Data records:
☆ ☆ ☆ ☆ ☆ ☆ ☆

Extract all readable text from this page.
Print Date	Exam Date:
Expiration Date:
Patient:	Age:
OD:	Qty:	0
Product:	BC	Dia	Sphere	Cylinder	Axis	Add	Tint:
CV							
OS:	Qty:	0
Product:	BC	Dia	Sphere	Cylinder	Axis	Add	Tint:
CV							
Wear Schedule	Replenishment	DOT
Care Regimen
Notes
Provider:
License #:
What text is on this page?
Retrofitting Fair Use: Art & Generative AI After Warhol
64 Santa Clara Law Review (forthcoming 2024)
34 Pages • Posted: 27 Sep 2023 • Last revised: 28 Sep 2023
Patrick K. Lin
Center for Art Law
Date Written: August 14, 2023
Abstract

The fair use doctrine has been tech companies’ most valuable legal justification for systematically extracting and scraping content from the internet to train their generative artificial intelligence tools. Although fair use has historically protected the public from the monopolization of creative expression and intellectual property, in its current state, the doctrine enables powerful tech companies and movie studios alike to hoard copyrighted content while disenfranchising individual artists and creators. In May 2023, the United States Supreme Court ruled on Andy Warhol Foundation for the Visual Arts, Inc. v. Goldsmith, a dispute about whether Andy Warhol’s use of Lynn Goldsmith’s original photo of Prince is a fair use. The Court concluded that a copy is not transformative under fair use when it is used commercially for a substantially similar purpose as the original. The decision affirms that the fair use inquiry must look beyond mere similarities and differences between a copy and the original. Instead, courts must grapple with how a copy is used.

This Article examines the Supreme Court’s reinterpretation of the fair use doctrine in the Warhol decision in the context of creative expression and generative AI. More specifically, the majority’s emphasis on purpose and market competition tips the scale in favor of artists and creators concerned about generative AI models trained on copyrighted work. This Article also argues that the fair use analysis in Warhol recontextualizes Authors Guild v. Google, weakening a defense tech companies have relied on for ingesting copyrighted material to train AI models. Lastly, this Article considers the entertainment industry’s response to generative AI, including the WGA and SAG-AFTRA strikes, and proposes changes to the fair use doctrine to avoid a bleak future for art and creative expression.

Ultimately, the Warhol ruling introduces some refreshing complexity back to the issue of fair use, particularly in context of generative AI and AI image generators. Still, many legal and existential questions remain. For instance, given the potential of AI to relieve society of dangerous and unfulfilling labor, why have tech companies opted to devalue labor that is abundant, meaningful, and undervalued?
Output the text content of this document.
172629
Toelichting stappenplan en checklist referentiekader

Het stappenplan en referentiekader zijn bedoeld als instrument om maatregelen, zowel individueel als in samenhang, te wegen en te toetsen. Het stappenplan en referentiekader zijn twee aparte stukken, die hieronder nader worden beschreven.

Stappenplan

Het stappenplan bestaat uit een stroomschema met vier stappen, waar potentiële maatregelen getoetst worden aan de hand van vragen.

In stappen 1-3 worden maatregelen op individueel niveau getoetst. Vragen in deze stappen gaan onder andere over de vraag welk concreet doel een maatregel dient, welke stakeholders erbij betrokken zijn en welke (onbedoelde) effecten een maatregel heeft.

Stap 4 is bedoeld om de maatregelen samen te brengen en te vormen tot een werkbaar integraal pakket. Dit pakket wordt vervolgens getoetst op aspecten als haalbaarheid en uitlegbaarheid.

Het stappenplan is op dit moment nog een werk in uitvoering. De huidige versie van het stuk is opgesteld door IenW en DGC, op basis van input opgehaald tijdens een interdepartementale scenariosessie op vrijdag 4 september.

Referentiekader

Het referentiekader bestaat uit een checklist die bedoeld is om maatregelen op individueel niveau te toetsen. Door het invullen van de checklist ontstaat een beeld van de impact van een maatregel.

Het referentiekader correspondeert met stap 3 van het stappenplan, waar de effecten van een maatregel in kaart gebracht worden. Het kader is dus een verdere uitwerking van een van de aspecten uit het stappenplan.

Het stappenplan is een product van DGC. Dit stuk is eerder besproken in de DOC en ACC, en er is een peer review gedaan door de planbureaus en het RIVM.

☆ ☆ ☆ ☆ ☆ ☆ ☆

_TASK TO CARRY OUT_: Find every line that has "bestaat" in it, then return those lines.

_EXPECTED OUTPUT_:
Het stappenplan bestaat uit een stroomschema met vier stappen, waar potentiële maatregelen getoetst worden aan de hand van vragen.
Het referentiekader bestaat uit een checklist die bedoeld is om maatregelen op individueel niveau te toetsen. Door het invullen van de checklist ontstaat een beeld van de impact van een maatregel.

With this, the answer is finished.